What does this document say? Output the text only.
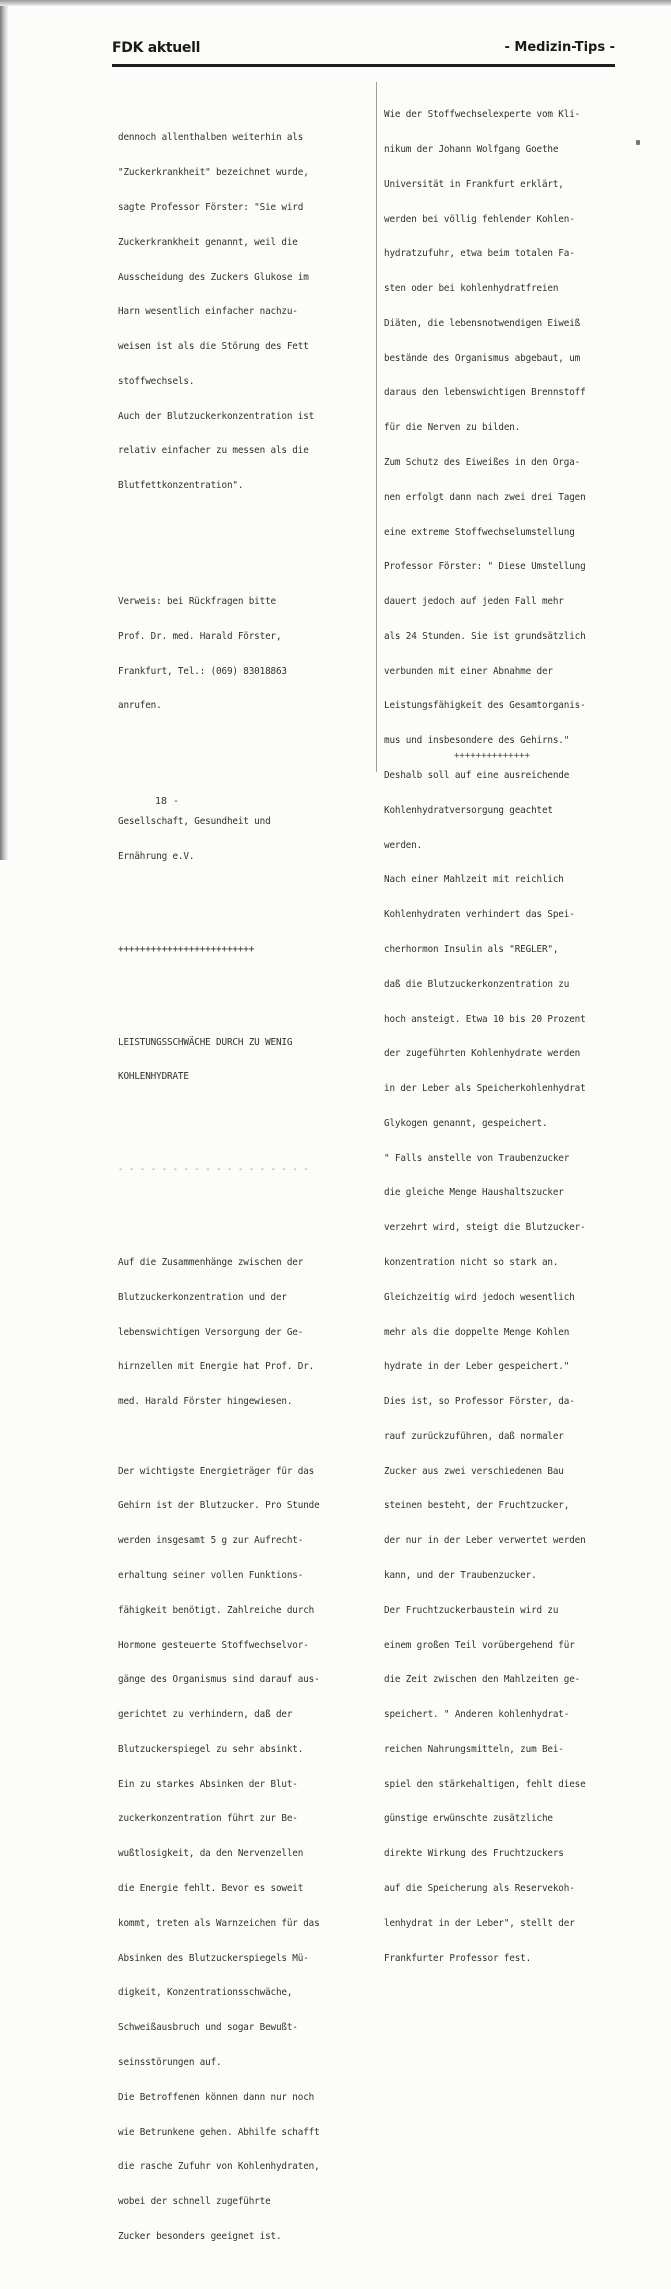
FDK aktuell	- Medizin-Tips -

dennoch allenthalben weiterhin als

"Zuckerkrankheit" bezeichnet wurde,

sagte Professor Förster: "Sie wird

Zuckerkrankheit genannt, weil die

Ausscheidung des Zuckers Glukose im

Harn wesentlich einfacher nachzu-

weisen ist als die Störung des Fett

stoffwechsels.

Auch der Blutzuckerkonzentration ist

relativ einfacher zu messen als die

Blutfettkonzentration".

Verweis: bei Rückfragen bitte

Prof. Dr. med. Harald Förster,

Frankfurt, Tel.: (069) 83018863

anrufen.

Gesellschaft, Gesundheit und

Ernährung e.V.

+++++++++++++++++++++++++

LEISTUNGSSCHWÄCHE DURCH ZU WENIG

KOHLENHYDRATE

- - - - - - - - - - - - - - - - - -

Auf die Zusammenhänge zwischen der

Blutzuckerkonzentration und der

lebenswichtigen Versorgung der Ge-

hirnzellen mit Energie hat Prof. Dr.

med. Harald Förster hingewiesen.

Der wichtigste Energieträger für das

Gehirn ist der Blutzucker. Pro Stunde

werden insgesamt 5 g zur Aufrecht-

erhaltung seiner vollen Funktions-

fähigkeit benötigt. Zahlreiche durch

Hormone gesteuerte Stoffwechselvor-

gänge des Organismus sind darauf aus-

gerichtet zu verhindern, daß der

Blutzuckerspiegel zu sehr absinkt.

Ein zu starkes Absinken der Blut-

zuckerkonzentration führt zur Be-

wußtlosigkeit, da den Nervenzellen

die Energie fehlt. Bevor es soweit

kommt, treten als Warnzeichen für das

Absinken des Blutzuckerspiegels Mü-

digkeit, Konzentrationsschwäche,

Schweißausbruch und sogar Bewußt-

seinsstörungen auf.

Die Betroffenen können dann nur noch

wie Betrunkene gehen. Abhilfe schafft

die rasche Zufuhr von Kohlenhydraten,

wobei der schnell zugeführte

Zucker besonders geeignet ist.

Wie der Stoffwechselexperte vom Kli-

nikum der Johann Wolfgang Goethe

Universität in Frankfurt erklärt,

werden bei völlig fehlender Kohlen-

hydratzufuhr, etwa beim totalen Fa-

sten oder bei kohlenhydratfreien

Diäten, die lebensnotwendigen Eiweiß

bestände des Organismus abgebaut, um

daraus den lebenswichtigen Brennstoff

für die Nerven zu bilden.

Zum Schutz des Eiweißes in den Orga-

nen erfolgt dann nach zwei drei Tagen

eine extreme Stoffwechselumstellung

Professor Förster: " Diese Umstellung

dauert jedoch auf jeden Fall mehr

als 24 Stunden. Sie ist grundsätzlich

verbunden mit einer Abnahme der

Leistungsfähigkeit des Gesamtorganis-

mus und insbesondere des Gehirns."

Deshalb soll auf eine ausreichende

Kohlenhydratversorgung geachtet

werden.

Nach einer Mahlzeit mit reichlich

Kohlenhydraten verhindert das Spei-

cherhormon Insulin als "REGLER",

daß die Blutzuckerkonzentration zu

hoch ansteigt. Etwa 10 bis 20 Prozent

der zugeführten Kohlenhydrate werden

in der Leber als Speicherkohlenhydrat

Glykogen genannt, gespeichert.

" Falls anstelle von Traubenzucker

die gleiche Menge Haushaltszucker

verzehrt wird, steigt die Blutzucker-

konzentration nicht so stark an.

Gleichzeitig wird jedoch wesentlich

mehr als die doppelte Menge Kohlen

hydrate in der Leber gespeichert."

Dies ist, so Professor Förster, da-

rauf zurückzuführen, daß normaler

Zucker aus zwei verschiedenen Bau

steinen besteht, der Fruchtzucker,

der nur in der Leber verwertet werden

kann, und der Traubenzucker.

Der Fruchtzuckerbaustein wird zu

einem großen Teil vorübergehend für

die Zeit zwischen den Mahlzeiten ge-

speichert. " Anderen kohlenhydrat-

reichen Nahrungsmitteln, zum Bei-

spiel den stärkehaltigen, fehlt diese

günstige erwünschte zusätzliche

direkte Wirkung des Fruchtzuckers

auf die Speicherung als Reservekoh-

lenhydrat in der Leber", stellt der

Frankfurter Professor fest.

++++++++++++++
18 -
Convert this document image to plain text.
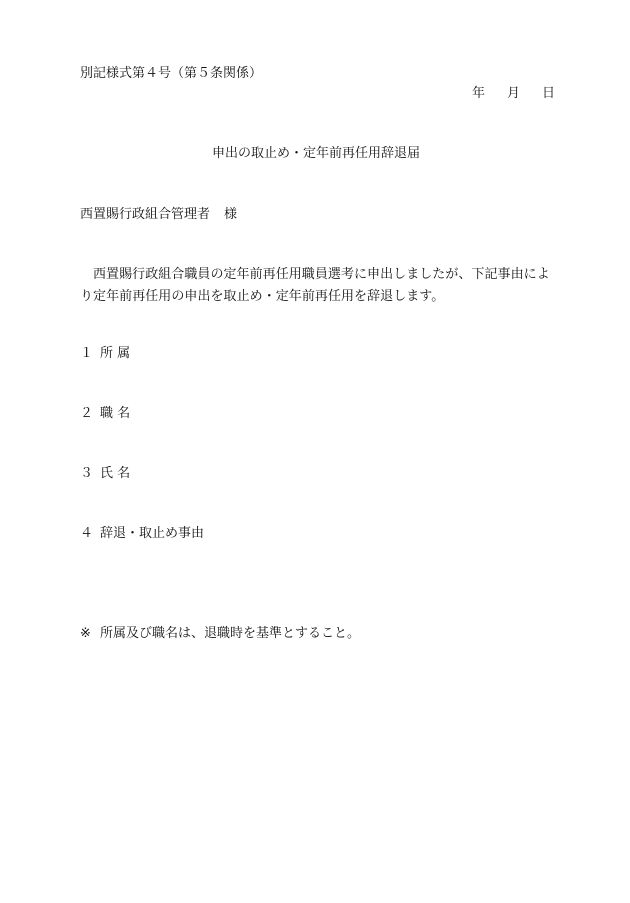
別記様式第４号（第５条関係）
年 月 日
申出の取止め・定年前再任用辞退届
西置賜行政組合管理者 様
西置賜行政組合職員の定年前再任用職員選考に申出しましたが、下記事由により定年前再任用の申出を取止め・定年前再任用を辞退します。
１ 所 属
２ 職 名
３ 氏 名
４ 辞退・取止め事由
※ 所属及び職名は、退職時を基準とすること。
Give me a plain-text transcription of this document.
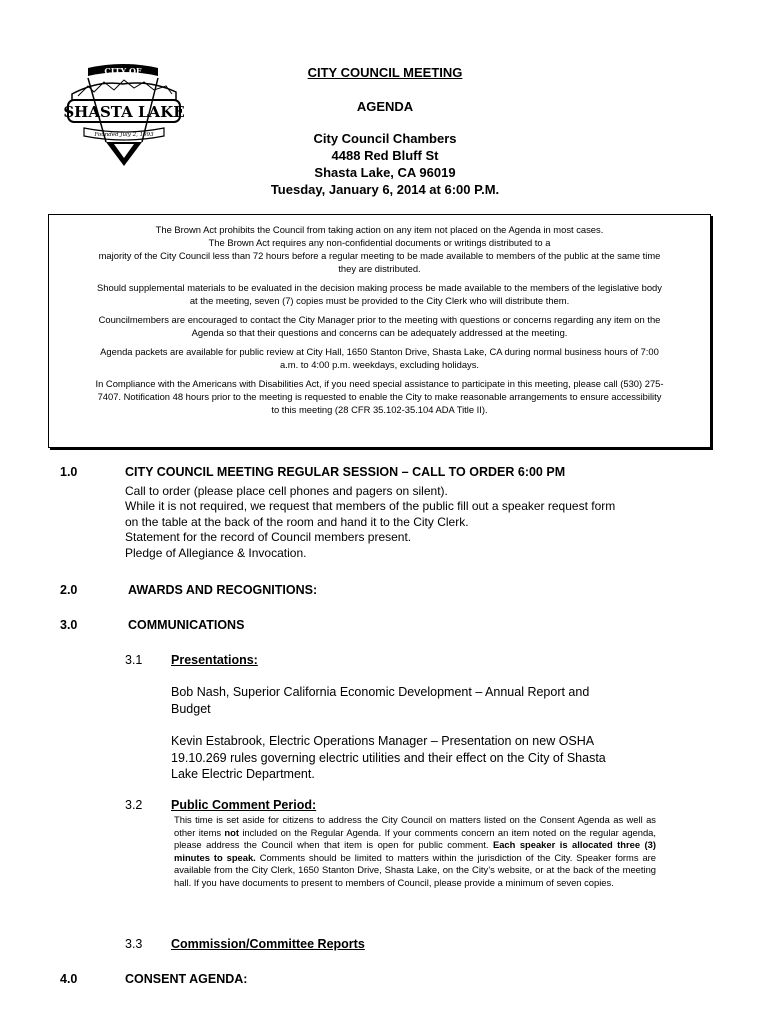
CITY OF
SHASTA LAKE
Founded July 2, 1993
CITY COUNCIL MEETING
AGENDA
City Council Chambers
4488 Red Bluff St
Shasta Lake, CA 96019
Tuesday, January 6, 2014 at 6:00 P.M.

The Brown Act prohibits the Council from taking action on any item not placed on the Agenda in most cases.
The Brown Act requires any non-confidential documents or writings distributed to a
majority of the City Council less than 72 hours before a regular meeting to be made available to members of the public at the same time
they are distributed.

Should supplemental materials to be evaluated in the decision making process be made available to the members of the legislative body
at the meeting, seven (7) copies must be provided to the City Clerk who will distribute them.

Councilmembers are encouraged to contact the City Manager prior to the meeting with questions or concerns regarding any item on the
Agenda so that their questions and concerns can be adequately addressed at the meeting.

Agenda packets are available for public review at City Hall, 1650 Stanton Drive, Shasta Lake, CA during normal business hours of 7:00
a.m. to 4:00 p.m. weekdays, excluding holidays.

In Compliance with the Americans with Disabilities Act, if you need special assistance to participate in this meeting, please call (530) 275-
7407. Notification 48 hours prior to the meeting is requested to enable the City to make reasonable arrangements to ensure accessibility
to this meeting (28 CFR 35.102-35.104 ADA Title II).

1.0	CITY COUNCIL MEETING REGULAR SESSION – CALL TO ORDER 6:00 PM
Call to order (please place cell phones and pagers on silent).
While it is not required, we request that members of the public fill out a speaker request form
on the table at the back of the room and hand it to the City Clerk.
Statement for the record of Council members present.
Pledge of Allegiance & Invocation.
2.0	AWARDS AND RECOGNITIONS:
3.0	COMMUNICATIONS
3.1 Presentations:
Bob Nash, Superior California Economic Development – Annual Report and
Budget
Kevin Estabrook, Electric Operations Manager – Presentation on new OSHA
19.10.269 rules governing electric utilities and their effect on the City of Shasta
Lake Electric Department.
3.2 Public Comment Period:
This time is set aside for citizens to address the City Council on matters listed on the Consent Agenda as well as other items not included on the Regular Agenda. If your comments concern an item noted on the regular agenda, please address the Council when that item is open for public comment. Each speaker is allocated three (3) minutes to speak. Comments should be limited to matters within the jurisdiction of the City. Speaker forms are available from the City Clerk, 1650 Stanton Drive, Shasta Lake, on the City’s website, or at the back of the meeting hall. If you have documents to present to members of Council, please provide a minimum of seven copies.
3.3 Commission/Committee Reports
4.0	CONSENT AGENDA:
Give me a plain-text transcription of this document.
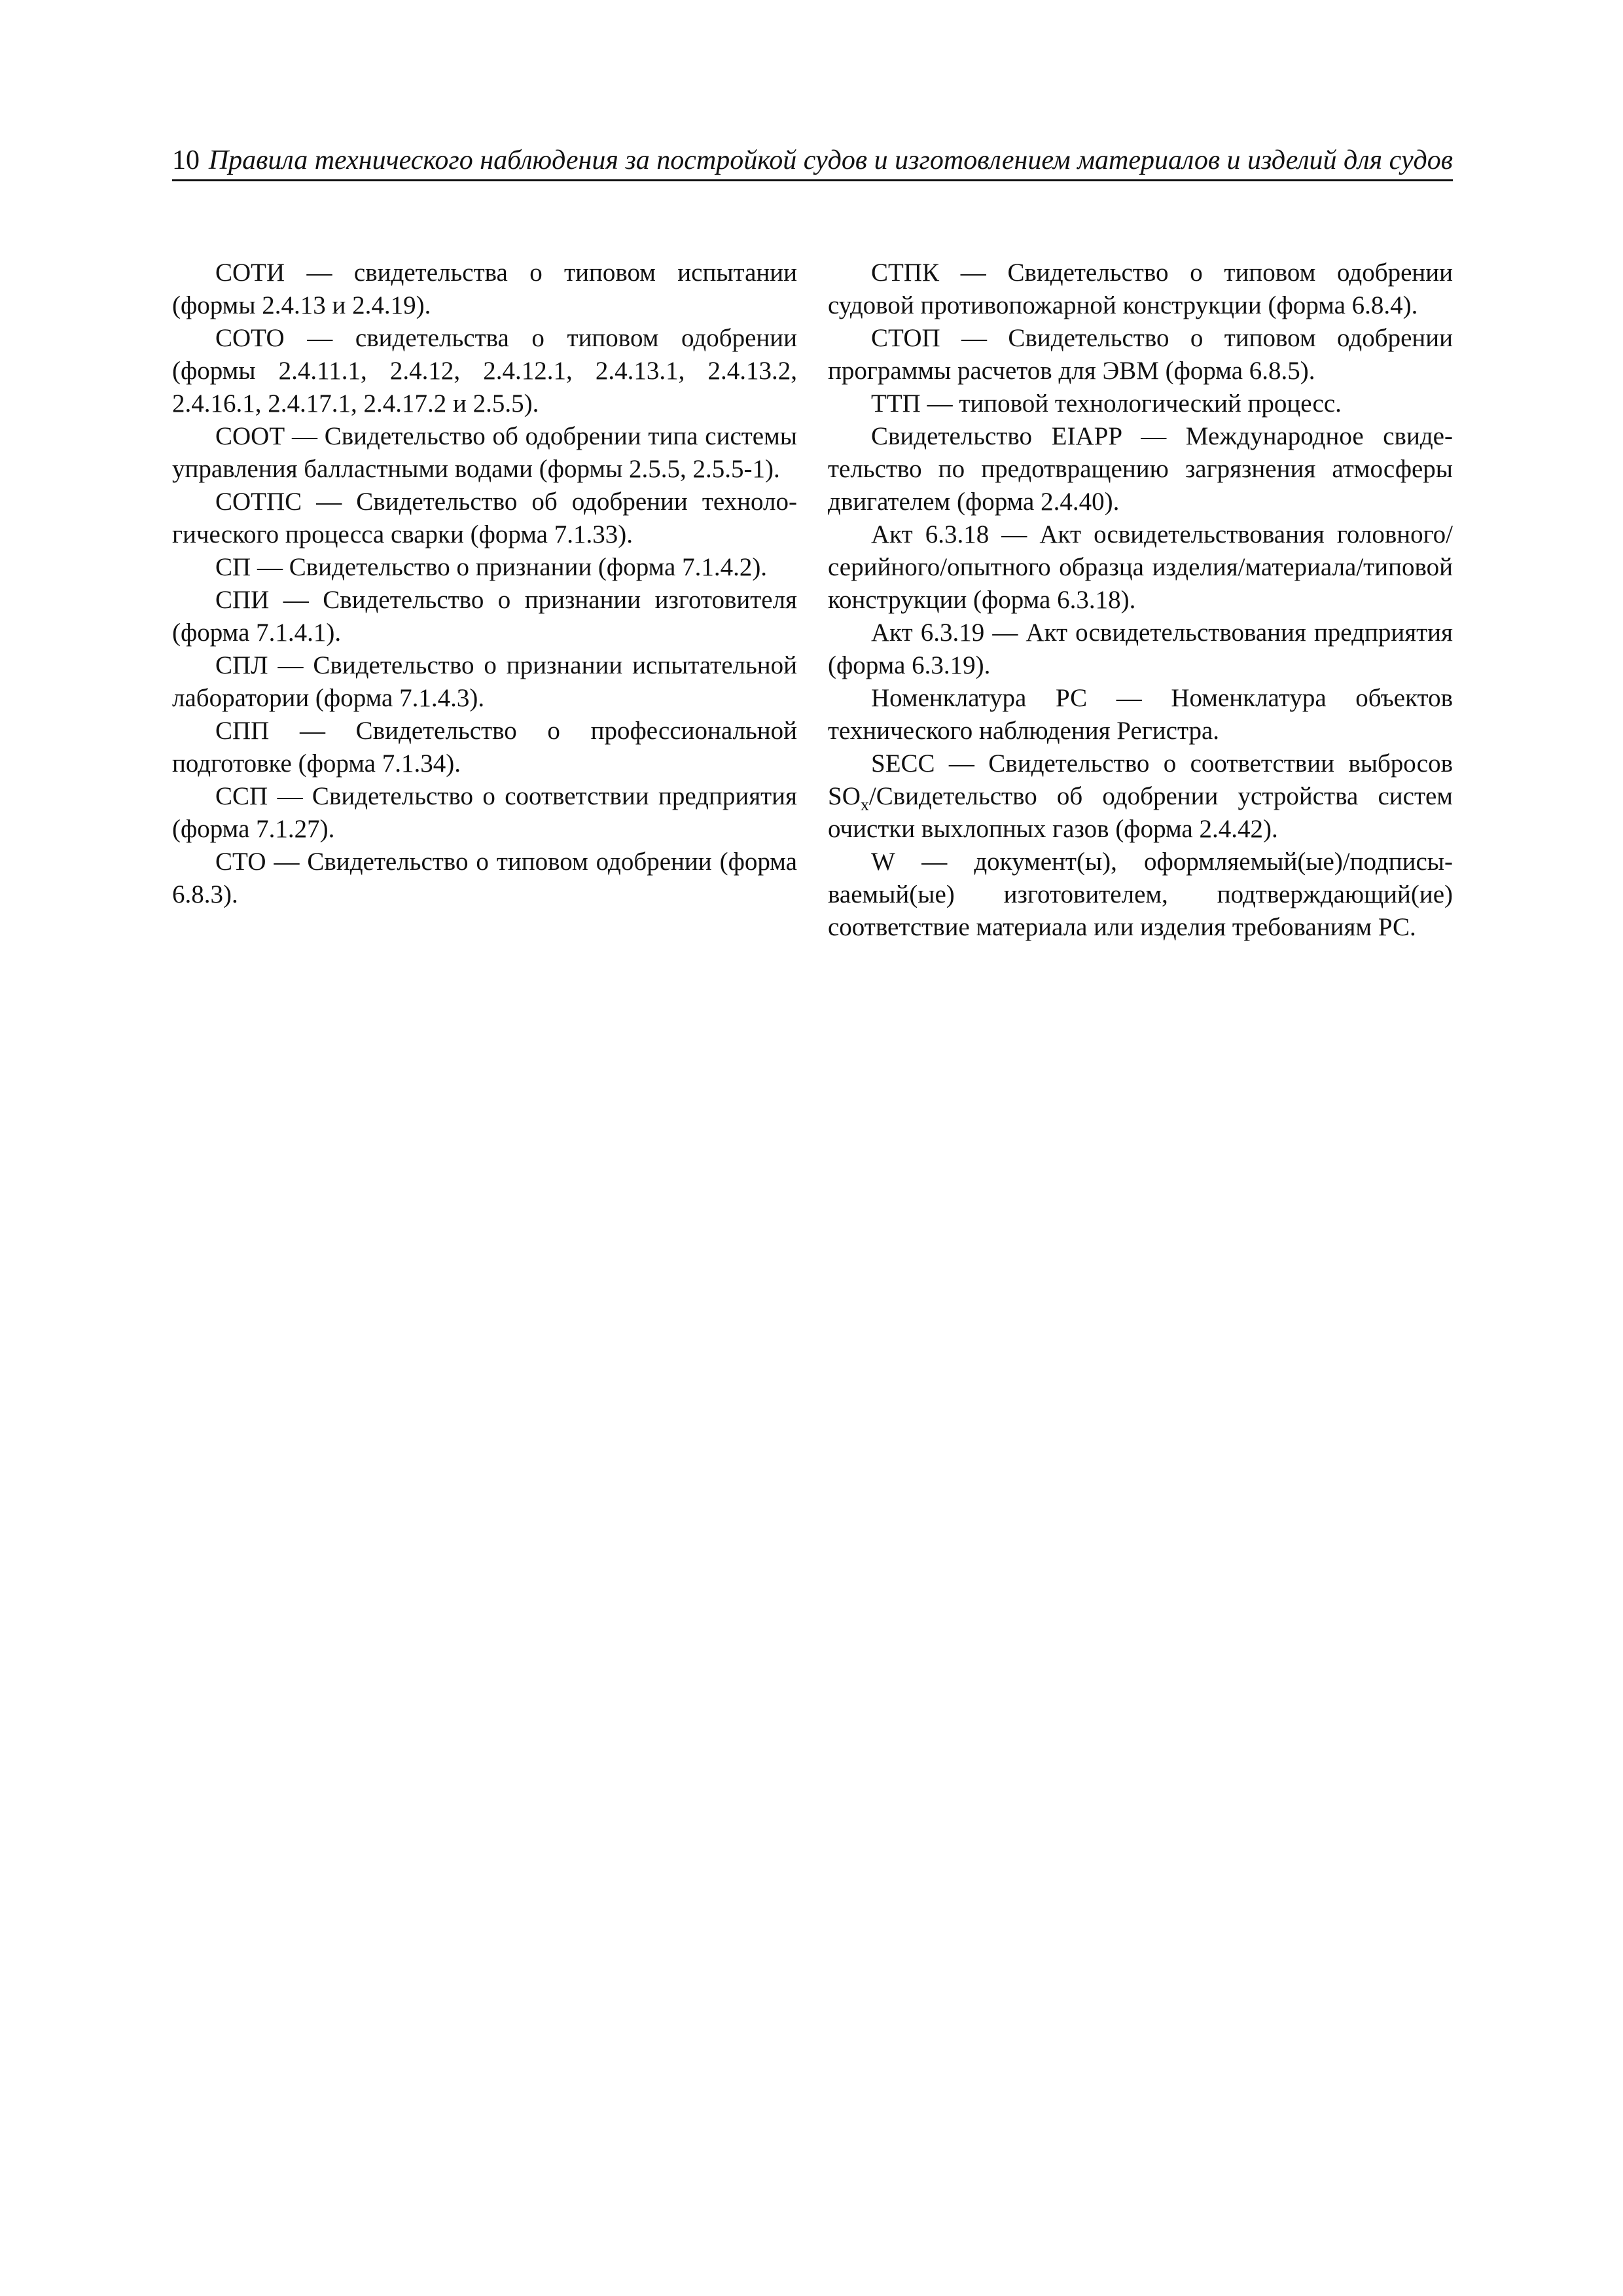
10 Правила технического наблюдения за постройкой судов и изготовлением материалов и изделий для судов

СОТИ — свидетельства о типовом испытании (формы 2.4.13 и 2.4.19).

СОТО — свидетельства о типовом одобрении (формы 2.4.11.1, 2.4.12, 2.4.12.1, 2.4.13.1, 2.4.13.2, 2.4.16.1, 2.4.17.1, 2.4.17.2 и 2.5.5).

СООТ — Свидетельство об одобрении типа системы управления балластными водами (формы 2.5.5, 2.5.5-1).

СОТПС — Свидетельство об одобрении технологического процесса сварки (форма 7.1.33).

СП — Свидетельство о признании (форма 7.1.4.2).

СПИ — Свидетельство о признании изготовителя (форма 7.1.4.1).

СПЛ — Свидетельство о признании испытательной лаборатории (форма 7.1.4.3).

СПП — Свидетельство о профессиональной подготовке (форма 7.1.34).

ССП — Свидетельство о соответствии предприятия (форма 7.1.27).

СТО — Свидетельство о типовом одобрении (форма 6.8.3).

СТПК — Свидетельство о типовом одобрении судовой противопожарной конструкции (форма 6.8.4).

СТОП — Свидетельство о типовом одобрении программы расчетов для ЭВМ (форма 6.8.5).

ТТП — типовой технологический процесс.

Свидетельство EIAPP — Международное свидетельство по предотвращению загрязнения атмосферы двигателем (форма 2.4.40).

Акт 6.3.18 — Акт освидетельствования головного/серийного/опытного образца изделия/материала/типовой конструкции (форма 6.3.18).

Акт 6.3.19 — Акт освидетельствования предприятия (форма 6.3.19).

Номенклатура РС — Номенклатура объектов технического наблюдения Регистра.

SECC — Свидетельство о соответствии выбросов $SO_x$/Свидетельство об одобрении устройства систем очистки выхлопных газов (форма 2.4.42).

W — документ(ы), оформляемый(ые)/подписываемый(ые) изготовителем, подтверждающий(ие) соответствие материала или изделия требованиям РС.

Directions for this task
Collect each line containing the string "prior".

Written reply
Councilmembers are encouraged to contact the City Manager prior to the meeting with questions or concerns regarding any item on the
7407. Notification 48 hours prior to the meeting is requested to enable the City to make reasonable arrangements to ensure accessibility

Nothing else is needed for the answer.